*THE REQUEST*
Reproduce every line of the records word for word, leaving out the pictures.

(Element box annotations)
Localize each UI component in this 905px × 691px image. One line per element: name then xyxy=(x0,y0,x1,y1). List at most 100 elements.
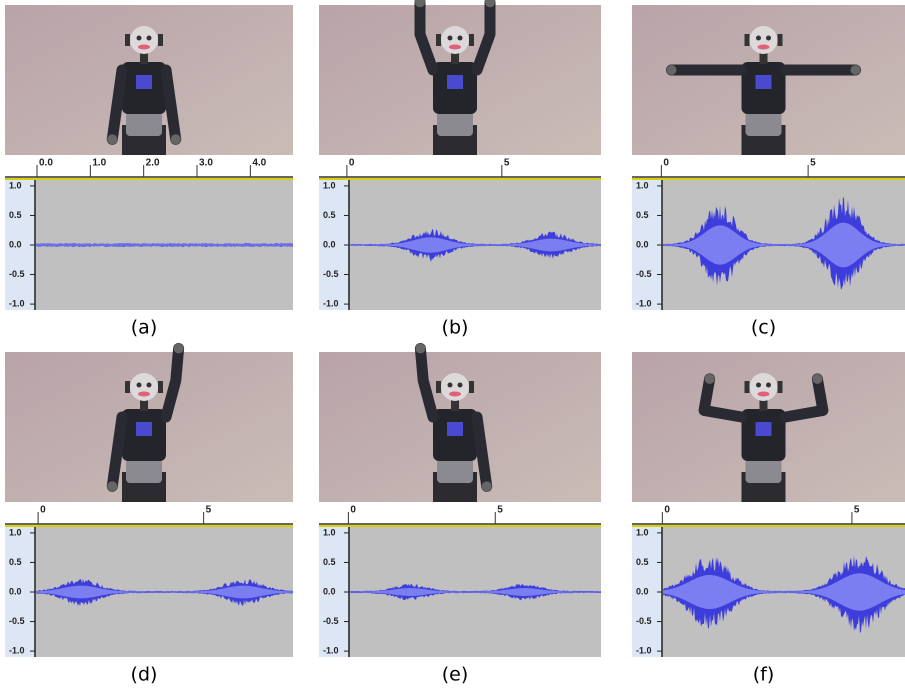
robot-ear xyxy=(125,34,130,46)
amplitude-tick-label: 0.0 xyxy=(9,239,22,249)
robot-chest xyxy=(136,75,152,89)
panel-caption: (a) xyxy=(131,317,157,339)
robot-ear xyxy=(436,381,441,393)
amplitude-tick-label: 0.5 xyxy=(636,557,649,567)
amplitude-tick-label: 1.0 xyxy=(323,527,336,537)
robot-eye xyxy=(147,36,152,41)
robot-eye xyxy=(137,36,142,41)
robot-eye xyxy=(147,383,152,388)
time-tick-label: 5 xyxy=(206,505,212,516)
robot-hips xyxy=(437,459,473,483)
robot-head xyxy=(441,26,469,54)
amplitude-tick-label: 1.0 xyxy=(636,180,649,190)
amplitude-tick-label: -1.0 xyxy=(9,645,25,655)
figure: 0.0 1.0 2.0 3.0 4.0 1.0 0.5 0.0 -0.5 -1.0 (a) 0 5 1.0… xyxy=(0,0,905,691)
robot-chest xyxy=(756,422,772,436)
robot-chest xyxy=(756,75,772,89)
time-tick-label: 0 xyxy=(350,505,356,516)
panel: 0 5 1.0 0.5 0.0 -0.5 -1.0 (b) xyxy=(319,0,601,338)
robot-hips xyxy=(126,459,162,483)
robot-ear xyxy=(158,34,163,46)
time-tick-label: 5 xyxy=(497,505,503,516)
panel-caption: (f) xyxy=(753,664,775,686)
robot-hand xyxy=(851,65,861,75)
amplitude-tick-label: -0.5 xyxy=(323,269,339,279)
robot-eye xyxy=(458,36,463,41)
robot-ear xyxy=(745,381,750,393)
robot-head xyxy=(130,26,158,54)
robot-hand xyxy=(415,343,425,353)
robot-chest xyxy=(447,422,463,436)
robot-ear xyxy=(778,34,783,46)
robot-mouth xyxy=(449,45,461,50)
amplitude-tick-label: -1.0 xyxy=(9,298,25,308)
waveform-rms xyxy=(36,244,293,246)
robot-mouth xyxy=(758,45,770,50)
robot-ear xyxy=(469,381,474,393)
time-tick-label: 4.0 xyxy=(252,158,266,169)
robot-head xyxy=(130,373,158,401)
amplitude-tick-label: 0.5 xyxy=(323,557,336,567)
panel: 0 5 1.0 0.5 0.0 -0.5 -1.0 (d) xyxy=(5,343,293,685)
robot-hips xyxy=(746,112,782,136)
amplitude-tick-label: 1.0 xyxy=(636,527,649,537)
time-tick-label: 2.0 xyxy=(146,158,160,169)
robot-eye xyxy=(756,36,761,41)
robot-chest xyxy=(447,75,463,89)
robot-ear xyxy=(469,34,474,46)
time-tick-label: 0 xyxy=(40,505,46,516)
amplitude-tick-label: -1.0 xyxy=(636,645,652,655)
robot-hand xyxy=(812,374,822,384)
amplitude-tick-label: 1.0 xyxy=(323,180,336,190)
robot-eye xyxy=(448,36,453,41)
robot-ear xyxy=(436,34,441,46)
robot-mouth xyxy=(758,392,770,397)
time-tick-label: 5 xyxy=(504,158,510,169)
robot-hand xyxy=(705,374,715,384)
robot-head xyxy=(750,26,778,54)
amplitude-tick-label: 1.0 xyxy=(9,527,22,537)
amplitude-tick-label: -1.0 xyxy=(323,645,339,655)
time-tick-label: 1.0 xyxy=(92,158,106,169)
robot-hips xyxy=(746,459,782,483)
robot-ear xyxy=(745,34,750,46)
robot-hips xyxy=(126,112,162,136)
time-tick-label: 3.0 xyxy=(199,158,213,169)
panel-caption: (c) xyxy=(751,317,776,339)
panel-caption: (e) xyxy=(442,664,469,686)
robot-eye xyxy=(766,36,771,41)
amplitude-tick-label: 0.0 xyxy=(323,239,336,249)
amplitude-tick-label: -0.5 xyxy=(9,616,25,626)
robot-eye xyxy=(458,383,463,388)
time-tick-label: 5 xyxy=(854,505,860,516)
amplitude-tick-label: -1.0 xyxy=(323,298,339,308)
robot-hand xyxy=(667,65,677,75)
amplitude-tick-label: 0.0 xyxy=(9,586,22,596)
amplitude-tick-label: 0.5 xyxy=(9,557,22,567)
robot-hips xyxy=(437,112,473,136)
robot-head xyxy=(441,373,469,401)
robot-mouth xyxy=(138,392,150,397)
panel-caption: (d) xyxy=(131,664,158,686)
amplitude-tick-label: 0.0 xyxy=(636,239,649,249)
amplitude-tick-label: -0.5 xyxy=(9,269,25,279)
amplitude-tick-label: 0.0 xyxy=(636,586,649,596)
time-tick-label: 0 xyxy=(349,158,355,169)
amplitude-tick-label: -1.0 xyxy=(636,298,652,308)
time-tick-label: 0 xyxy=(664,505,670,516)
robot-eye xyxy=(137,383,142,388)
time-tick-label: 0.0 xyxy=(39,158,53,169)
robot-ear xyxy=(158,381,163,393)
amplitude-tick-label: 0.5 xyxy=(323,210,336,220)
robot-hand xyxy=(174,343,184,353)
robot-eye xyxy=(756,383,761,388)
robot-chest xyxy=(136,422,152,436)
panel-caption: (b) xyxy=(442,317,469,339)
robot-ear xyxy=(778,381,783,393)
amplitude-tick-label: -0.5 xyxy=(636,269,652,279)
robot-hand xyxy=(107,134,117,144)
robot-ear xyxy=(125,381,130,393)
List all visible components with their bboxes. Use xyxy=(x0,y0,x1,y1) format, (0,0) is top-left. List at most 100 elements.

*EXERCISE OUTPUT*
Localize each UI component in this 905px × 691px image. One line per element: name then xyxy=(x0,y0,x1,y1). List at most 100 elements.
robot-ear xyxy=(125,34,130,46)
amplitude-tick-label: 0.0 xyxy=(9,239,22,249)
robot-chest xyxy=(136,75,152,89)
panel-caption: (a) xyxy=(131,317,157,339)
robot-ear xyxy=(436,381,441,393)
amplitude-tick-label: 0.5 xyxy=(636,557,649,567)
amplitude-tick-label: 1.0 xyxy=(323,527,336,537)
robot-eye xyxy=(147,36,152,41)
robot-eye xyxy=(137,36,142,41)
robot-eye xyxy=(147,383,152,388)
time-tick-label: 5 xyxy=(206,505,212,516)
robot-hips xyxy=(437,459,473,483)
robot-head xyxy=(441,26,469,54)
amplitude-tick-label: 1.0 xyxy=(636,180,649,190)
amplitude-tick-label: -1.0 xyxy=(9,645,25,655)
figure: 0.0 1.0 2.0 3.0 4.0 1.0 0.5 0.0 -0.5 -1.0 (a) 0 5 1.0… xyxy=(0,0,905,691)
robot-chest xyxy=(756,422,772,436)
robot-chest xyxy=(756,75,772,89)
time-tick-label: 0 xyxy=(350,505,356,516)
panel: 0 5 1.0 0.5 0.0 -0.5 -1.0 (b) xyxy=(319,0,601,338)
robot-hips xyxy=(126,459,162,483)
robot-ear xyxy=(158,34,163,46)
time-tick-label: 5 xyxy=(497,505,503,516)
panel-caption: (f) xyxy=(753,664,775,686)
robot-hand xyxy=(851,65,861,75)
amplitude-tick-label: -0.5 xyxy=(323,269,339,279)
robot-eye xyxy=(458,36,463,41)
robot-ear xyxy=(745,381,750,393)
robot-head xyxy=(130,26,158,54)
robot-hand xyxy=(415,343,425,353)
robot-chest xyxy=(447,422,463,436)
robot-ear xyxy=(778,34,783,46)
robot-mouth xyxy=(449,45,461,50)
amplitude-tick-label: -1.0 xyxy=(9,298,25,308)
waveform-rms xyxy=(36,244,293,246)
robot-mouth xyxy=(758,45,770,50)
robot-ear xyxy=(469,381,474,393)
time-tick-label: 4.0 xyxy=(252,158,266,169)
robot-head xyxy=(130,373,158,401)
amplitude-tick-label: 0.5 xyxy=(323,557,336,567)
panel: 0 5 1.0 0.5 0.0 -0.5 -1.0 (d) xyxy=(5,343,293,685)
robot-hips xyxy=(746,112,782,136)
amplitude-tick-label: 1.0 xyxy=(636,527,649,537)
time-tick-label: 2.0 xyxy=(146,158,160,169)
robot-eye xyxy=(756,36,761,41)
robot-chest xyxy=(447,75,463,89)
robot-ear xyxy=(469,34,474,46)
time-tick-label: 0 xyxy=(40,505,46,516)
amplitude-tick-label: -1.0 xyxy=(636,645,652,655)
robot-hand xyxy=(812,374,822,384)
amplitude-tick-label: 1.0 xyxy=(323,180,336,190)
robot-eye xyxy=(448,36,453,41)
robot-ear xyxy=(436,34,441,46)
robot-mouth xyxy=(758,392,770,397)
time-tick-label: 5 xyxy=(504,158,510,169)
robot-hand xyxy=(705,374,715,384)
robot-head xyxy=(750,26,778,54)
amplitude-tick-label: 1.0 xyxy=(9,527,22,537)
amplitude-tick-label: -1.0 xyxy=(323,645,339,655)
time-tick-label: 1.0 xyxy=(92,158,106,169)
robot-hips xyxy=(746,459,782,483)
robot-ear xyxy=(745,34,750,46)
robot-hips xyxy=(126,112,162,136)
time-tick-label: 3.0 xyxy=(199,158,213,169)
panel-caption: (c) xyxy=(751,317,776,339)
panel-caption: (e) xyxy=(442,664,469,686)
robot-eye xyxy=(766,36,771,41)
amplitude-tick-label: 0.0 xyxy=(323,239,336,249)
amplitude-tick-label: -0.5 xyxy=(9,616,25,626)
robot-eye xyxy=(458,383,463,388)
time-tick-label: 5 xyxy=(854,505,860,516)
amplitude-tick-label: -1.0 xyxy=(323,298,339,308)
robot-hand xyxy=(667,65,677,75)
amplitude-tick-label: 0.0 xyxy=(9,586,22,596)
amplitude-tick-label: 0.5 xyxy=(9,557,22,567)
robot-hips xyxy=(437,112,473,136)
robot-head xyxy=(441,373,469,401)
robot-mouth xyxy=(138,392,150,397)
panel-caption: (d) xyxy=(131,664,158,686)
amplitude-tick-label: 0.0 xyxy=(636,239,649,249)
amplitude-tick-label: -0.5 xyxy=(9,269,25,279)
amplitude-tick-label: 0.0 xyxy=(636,586,649,596)
time-tick-label: 0 xyxy=(349,158,355,169)
amplitude-tick-label: -1.0 xyxy=(636,298,652,308)
time-tick-label: 0 xyxy=(664,505,670,516)
robot-eye xyxy=(137,383,142,388)
time-tick-label: 0.0 xyxy=(39,158,53,169)
robot-ear xyxy=(158,381,163,393)
amplitude-tick-label: 0.5 xyxy=(323,210,336,220)
robot-hand xyxy=(174,343,184,353)
robot-eye xyxy=(756,383,761,388)
robot-chest xyxy=(136,422,152,436)
panel-caption: (b) xyxy=(442,317,469,339)
robot-ear xyxy=(778,381,783,393)
amplitude-tick-label: -0.5 xyxy=(636,269,652,279)
robot-hand xyxy=(107,134,117,144)
robot-ear xyxy=(125,381,130,393)
List all visible components with their bboxes. Use xyxy=(x0,y0,x1,y1) format, (0,0) is top-left. List at most 100 elements.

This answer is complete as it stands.